- **Provided passage**:
※

It is not the cold for which we have no liking. It is the wet. The English air is good, but water falls at all seasons. Yet notwithstanding, we of this battery (and, oh, the pride men can throw into a mere number!) have not lost one mule. Neither at sea nor on land have we one lost. That can be shown, sahib.
Then one heard the deep racking tobacco-cough in the lee of a tent where four or five men - Kangra folk by the look of them - were drinking tobacco out of a cow’s horn. Their own country’s tobacco, be sure, for English tobacco But there was no need to explain. Who would have dreamed to smell bazaar-tobacco on a south country golf links ?
A large proportion of the men are, of course, Sikhs, to whom tobacco is forbidden; the Havildar Major himself was a Sikh of the Sikhs. He spoke, of all things in this strange world, of the late Mr. M. McAuliffe’s monumental book on the Sikh religion, saying, not without warrant, that McAuliffe Sahib had translated into English much of the Holy Book - the great Grunth Sahib that lives at Amritzar. He enlarged, too, on the ancient prophecy among the Sikhs - that a hatted race should some day come out of the sea and lead them to victory all the earth over. So spoke Bir Singh, erect and enormous beneath the grey English skies. He hailed from a certain place called Banalu, near Patiala, where many years ago two Sikh soldiers executed a striking but perfectly just vengeance on certain villagers who had oppressed their young brother, a cultivator. They had gone to the extreme limits of abasement and conciliation. This failing, they took leave for a week-end and slew the whole tribe of their enemies. The story is buried in old Government reports, but when Bir Singh implied that he and his folk were orthodox I had no doubt of it. And behind him stood another giant, who knew, for his village was but a few miles up the Shalimar road, every foot of Lahore city. He brought word that there had been great floods at home, so that the risen Ravi river had touched the very walls of Runjit Singh’s Fort. And that was only last rains - and, behold! - here he was now in England waiting orders to go to this fight which, he understood, was not at all a small fight, but a fight of fights, in which all the world and our Raj was engaged. The trouble in India was that all the young men - the mere jiwans - wanted to come out at once, which, he said, was manifestly unjust to older men, who had waited so long. However, merit and patience had secured their reward, and the battery was here, and it would do the hot jiwans no harm to stay at home, and be zealous at drill until orders came for them in their turn. Young men think that everything good in this world is theirs by right, sahib.

※

[Dataset entries]
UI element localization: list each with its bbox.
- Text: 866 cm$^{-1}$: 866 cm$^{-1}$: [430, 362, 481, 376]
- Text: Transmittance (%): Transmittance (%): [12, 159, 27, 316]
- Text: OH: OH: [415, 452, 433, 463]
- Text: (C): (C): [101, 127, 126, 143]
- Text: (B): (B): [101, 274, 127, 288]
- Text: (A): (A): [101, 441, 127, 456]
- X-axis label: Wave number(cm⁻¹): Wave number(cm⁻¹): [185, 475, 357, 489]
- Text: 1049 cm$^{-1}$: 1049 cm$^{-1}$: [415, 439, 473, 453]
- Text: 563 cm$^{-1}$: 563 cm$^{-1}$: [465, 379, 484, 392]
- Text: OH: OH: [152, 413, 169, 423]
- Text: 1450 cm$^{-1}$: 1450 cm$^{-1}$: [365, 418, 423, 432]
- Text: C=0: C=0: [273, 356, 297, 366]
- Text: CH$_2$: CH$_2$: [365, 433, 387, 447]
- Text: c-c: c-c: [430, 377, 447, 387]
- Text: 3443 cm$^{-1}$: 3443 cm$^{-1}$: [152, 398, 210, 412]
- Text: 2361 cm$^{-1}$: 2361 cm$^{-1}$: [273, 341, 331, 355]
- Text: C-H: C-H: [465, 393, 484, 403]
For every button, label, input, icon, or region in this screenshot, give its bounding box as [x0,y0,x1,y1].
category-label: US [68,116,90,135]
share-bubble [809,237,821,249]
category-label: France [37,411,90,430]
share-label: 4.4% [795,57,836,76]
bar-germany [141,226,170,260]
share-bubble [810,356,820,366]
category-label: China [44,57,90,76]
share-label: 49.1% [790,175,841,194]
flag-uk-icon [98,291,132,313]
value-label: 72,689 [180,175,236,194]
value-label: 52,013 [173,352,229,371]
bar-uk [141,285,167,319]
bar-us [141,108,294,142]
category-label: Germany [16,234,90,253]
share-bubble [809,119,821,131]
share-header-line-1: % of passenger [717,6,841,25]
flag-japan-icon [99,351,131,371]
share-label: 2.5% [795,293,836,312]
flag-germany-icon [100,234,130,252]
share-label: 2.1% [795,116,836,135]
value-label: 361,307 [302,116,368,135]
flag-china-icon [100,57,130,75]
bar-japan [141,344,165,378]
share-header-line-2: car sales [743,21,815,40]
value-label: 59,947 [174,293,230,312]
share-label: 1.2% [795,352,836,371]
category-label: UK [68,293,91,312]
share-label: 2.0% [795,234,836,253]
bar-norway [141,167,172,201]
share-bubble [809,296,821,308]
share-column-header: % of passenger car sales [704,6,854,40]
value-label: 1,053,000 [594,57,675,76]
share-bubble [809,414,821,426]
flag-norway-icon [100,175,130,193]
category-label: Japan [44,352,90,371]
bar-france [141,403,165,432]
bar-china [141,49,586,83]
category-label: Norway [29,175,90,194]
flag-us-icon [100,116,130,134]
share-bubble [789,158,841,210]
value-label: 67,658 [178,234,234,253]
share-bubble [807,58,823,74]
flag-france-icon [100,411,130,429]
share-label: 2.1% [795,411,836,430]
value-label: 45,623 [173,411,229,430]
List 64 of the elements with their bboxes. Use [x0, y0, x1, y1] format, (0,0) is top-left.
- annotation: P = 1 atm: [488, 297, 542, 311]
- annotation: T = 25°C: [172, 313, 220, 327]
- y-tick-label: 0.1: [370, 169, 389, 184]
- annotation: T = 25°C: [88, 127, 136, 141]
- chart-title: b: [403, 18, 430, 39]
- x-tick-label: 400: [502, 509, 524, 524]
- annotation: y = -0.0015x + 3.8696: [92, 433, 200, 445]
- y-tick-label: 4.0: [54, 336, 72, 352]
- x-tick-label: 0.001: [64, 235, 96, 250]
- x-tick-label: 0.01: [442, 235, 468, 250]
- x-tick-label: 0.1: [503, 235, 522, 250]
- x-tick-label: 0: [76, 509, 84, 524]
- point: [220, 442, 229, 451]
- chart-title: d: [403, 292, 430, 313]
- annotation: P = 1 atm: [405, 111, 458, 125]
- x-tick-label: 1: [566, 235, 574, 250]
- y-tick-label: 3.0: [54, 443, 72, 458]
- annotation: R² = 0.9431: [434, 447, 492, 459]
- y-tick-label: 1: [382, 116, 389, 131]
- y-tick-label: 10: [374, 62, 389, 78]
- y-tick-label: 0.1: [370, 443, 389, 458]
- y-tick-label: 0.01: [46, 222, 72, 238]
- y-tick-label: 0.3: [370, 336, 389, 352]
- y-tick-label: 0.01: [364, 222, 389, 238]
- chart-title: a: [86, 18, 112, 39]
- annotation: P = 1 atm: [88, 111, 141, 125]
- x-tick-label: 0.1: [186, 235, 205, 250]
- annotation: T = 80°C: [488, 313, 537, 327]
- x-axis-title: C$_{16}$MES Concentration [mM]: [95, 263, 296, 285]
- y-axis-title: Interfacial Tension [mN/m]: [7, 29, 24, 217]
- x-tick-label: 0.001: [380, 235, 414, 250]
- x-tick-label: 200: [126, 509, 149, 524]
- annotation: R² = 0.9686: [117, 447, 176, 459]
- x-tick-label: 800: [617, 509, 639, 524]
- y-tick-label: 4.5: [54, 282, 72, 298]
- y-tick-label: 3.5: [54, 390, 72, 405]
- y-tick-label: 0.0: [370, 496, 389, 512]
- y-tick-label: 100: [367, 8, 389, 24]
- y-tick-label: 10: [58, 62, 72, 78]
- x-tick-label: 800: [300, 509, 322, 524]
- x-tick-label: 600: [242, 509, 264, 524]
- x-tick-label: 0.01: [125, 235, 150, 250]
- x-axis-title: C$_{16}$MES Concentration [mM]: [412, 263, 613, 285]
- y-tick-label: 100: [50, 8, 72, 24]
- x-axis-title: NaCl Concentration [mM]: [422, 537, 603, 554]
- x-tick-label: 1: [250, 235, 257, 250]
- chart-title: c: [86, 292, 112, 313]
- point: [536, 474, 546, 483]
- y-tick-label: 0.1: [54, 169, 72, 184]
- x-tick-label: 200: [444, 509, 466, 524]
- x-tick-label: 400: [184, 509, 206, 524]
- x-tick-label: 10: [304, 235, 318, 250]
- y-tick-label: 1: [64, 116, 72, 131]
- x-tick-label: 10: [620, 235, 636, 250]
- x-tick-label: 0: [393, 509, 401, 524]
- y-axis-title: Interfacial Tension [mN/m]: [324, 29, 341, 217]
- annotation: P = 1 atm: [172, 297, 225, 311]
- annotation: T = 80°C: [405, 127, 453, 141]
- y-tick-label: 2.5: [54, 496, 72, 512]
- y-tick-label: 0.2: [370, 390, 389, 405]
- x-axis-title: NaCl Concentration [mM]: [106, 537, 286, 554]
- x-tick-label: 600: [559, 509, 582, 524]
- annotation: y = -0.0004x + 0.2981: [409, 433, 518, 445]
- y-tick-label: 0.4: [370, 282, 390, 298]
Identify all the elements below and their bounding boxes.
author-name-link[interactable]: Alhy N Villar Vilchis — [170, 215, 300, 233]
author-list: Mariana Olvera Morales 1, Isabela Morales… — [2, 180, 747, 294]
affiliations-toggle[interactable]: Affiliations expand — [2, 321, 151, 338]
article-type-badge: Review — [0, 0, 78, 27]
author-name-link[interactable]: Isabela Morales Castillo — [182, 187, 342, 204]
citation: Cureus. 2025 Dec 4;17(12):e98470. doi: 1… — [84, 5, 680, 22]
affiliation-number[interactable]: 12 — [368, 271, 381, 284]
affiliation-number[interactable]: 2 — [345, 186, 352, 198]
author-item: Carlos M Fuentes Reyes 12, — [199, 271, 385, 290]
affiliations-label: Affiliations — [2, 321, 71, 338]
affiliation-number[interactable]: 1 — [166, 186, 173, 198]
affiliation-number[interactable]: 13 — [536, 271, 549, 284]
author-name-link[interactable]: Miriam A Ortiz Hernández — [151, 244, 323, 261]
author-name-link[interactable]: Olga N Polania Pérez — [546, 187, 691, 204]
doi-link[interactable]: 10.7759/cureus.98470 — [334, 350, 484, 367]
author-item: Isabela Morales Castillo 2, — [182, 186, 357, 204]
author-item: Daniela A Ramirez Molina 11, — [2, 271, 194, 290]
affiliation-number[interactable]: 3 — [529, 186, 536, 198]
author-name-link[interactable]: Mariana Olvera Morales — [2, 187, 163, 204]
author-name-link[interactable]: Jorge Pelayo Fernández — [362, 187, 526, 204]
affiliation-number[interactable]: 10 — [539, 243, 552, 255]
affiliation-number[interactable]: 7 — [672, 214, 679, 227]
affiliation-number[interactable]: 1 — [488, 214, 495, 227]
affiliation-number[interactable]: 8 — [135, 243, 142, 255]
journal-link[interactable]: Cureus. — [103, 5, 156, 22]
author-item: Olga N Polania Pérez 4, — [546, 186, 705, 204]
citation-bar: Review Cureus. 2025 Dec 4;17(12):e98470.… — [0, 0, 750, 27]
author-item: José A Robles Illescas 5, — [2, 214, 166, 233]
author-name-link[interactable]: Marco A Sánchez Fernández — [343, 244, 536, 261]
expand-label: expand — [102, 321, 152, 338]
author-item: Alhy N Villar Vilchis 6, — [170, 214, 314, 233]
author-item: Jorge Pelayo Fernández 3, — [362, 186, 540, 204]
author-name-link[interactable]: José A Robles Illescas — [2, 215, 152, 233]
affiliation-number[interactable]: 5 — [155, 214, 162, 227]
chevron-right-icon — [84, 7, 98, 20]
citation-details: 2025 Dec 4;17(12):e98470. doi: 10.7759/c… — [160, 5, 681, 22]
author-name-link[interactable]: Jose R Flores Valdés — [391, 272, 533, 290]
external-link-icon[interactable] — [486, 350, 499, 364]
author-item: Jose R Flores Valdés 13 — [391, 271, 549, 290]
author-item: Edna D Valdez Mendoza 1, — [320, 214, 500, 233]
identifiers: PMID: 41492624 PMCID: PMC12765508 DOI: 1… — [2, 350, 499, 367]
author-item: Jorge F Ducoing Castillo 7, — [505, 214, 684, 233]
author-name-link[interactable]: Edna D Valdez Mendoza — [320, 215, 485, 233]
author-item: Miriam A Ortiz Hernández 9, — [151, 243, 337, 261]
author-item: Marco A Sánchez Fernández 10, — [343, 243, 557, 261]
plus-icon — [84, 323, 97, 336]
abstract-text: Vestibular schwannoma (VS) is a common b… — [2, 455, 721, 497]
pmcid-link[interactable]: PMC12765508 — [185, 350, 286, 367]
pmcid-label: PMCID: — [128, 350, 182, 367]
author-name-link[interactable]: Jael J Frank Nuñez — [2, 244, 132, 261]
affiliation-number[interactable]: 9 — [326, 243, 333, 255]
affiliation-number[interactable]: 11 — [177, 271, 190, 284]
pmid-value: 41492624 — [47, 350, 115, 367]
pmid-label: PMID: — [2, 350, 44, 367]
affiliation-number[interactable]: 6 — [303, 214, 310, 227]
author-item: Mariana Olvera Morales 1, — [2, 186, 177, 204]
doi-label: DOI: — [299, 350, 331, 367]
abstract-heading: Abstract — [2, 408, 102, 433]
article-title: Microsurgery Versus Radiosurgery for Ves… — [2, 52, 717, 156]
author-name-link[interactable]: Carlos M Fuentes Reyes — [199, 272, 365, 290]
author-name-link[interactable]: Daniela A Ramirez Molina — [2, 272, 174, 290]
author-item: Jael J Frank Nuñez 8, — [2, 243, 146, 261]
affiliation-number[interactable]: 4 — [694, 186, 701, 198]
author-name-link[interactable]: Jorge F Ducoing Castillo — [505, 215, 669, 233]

※

- **Exercises**:
a – In the account of the Indian battery in England, where did Bir Singh come from?
b – Extend the account of the Indian battery in England, picking up after its final sentence.

- **Answer list**:
a – Bir Singh came from a place called Banalu, near Patiala.

b –
Then came the big, still English gunners, who are trained to play with the little guns. They took one such gun and melted it into trifling pieces of not more than a hundred and fifty pounds each, and reassembled it, and explained its innermost heart till even a layman could understand. There is a lot to understand about screw-guns - specially the new kind. But the gunner of to-day, like his ancestor, does not talk much, except in his own time and place, when he is as multitudinously amazing as the Blue Marine.
The Mule Lines:
We went over to see the mule lines. I detest the whole generation of these parrot-mouthed hybrids, American, Egyptian, Andalusian, or up-country: so it gave me particular pleasure to hear a Pathan telling one chestnut beast who objected to having its mane hogged any more, what sort of lady -horse his mamma had been. But qua animals, they were a lovely lot, and had long since given up blowing and finicking over English fodder.
Is there any sickness? Why is yonder mule lying down? I demanded, as though all the lines could not see I was a shuddering amateur.
There is no sickness, sahib? That mule lies down for his own pleasure. Also, to get out of the wind. He is very clever. He is from Hindu- stan. said the man with the horse-clippers.
And thou?
I am a Pathan, said he with impudent grin and true border cock of the turban, and he did me the honour to let me infer.
The lines were full of talk as the men went over their animals. They were not worrying themselves over this new country of Belait. It was the regular gossip of food and water and firewood, and where So-and-so had hid the curry-comb.
Talking of cookery, the orthodox men have been rather put out by English visitors who come to the cook-houses and stare directly at the food while it is being prepared. Sensible men do not object to this, because they know that these Englishmen have no evil intention nor any evil eye; but sometimes a narrow-souled purist (toothache or liver makes a man painfully religious) will spy strangers and insist on the strict letter of the law, and then every one who wishes to be orthodox must agree with him - on an empty stomach, too - and wait till a fresh mess has been cooked. This is taklif - a burden - for where the intention is good and war is afoot much can and should be overlooked. Moreover, this war is not like any other war. It is a war of our Raj everybody’s war, as they say in the bazaars. And that is another reason why it does not matter if an Englishman stares at one’s food. This I gathered in small pieces after watering time when the mules had filed up to the troughs in the twilight, hundreds of them, and the drivers grew discursive on the way to the lines.
The last I saw of them was in the early cold morning, all in marching order, jinking and jingling down a road through woods.
Where are you going?
God knows!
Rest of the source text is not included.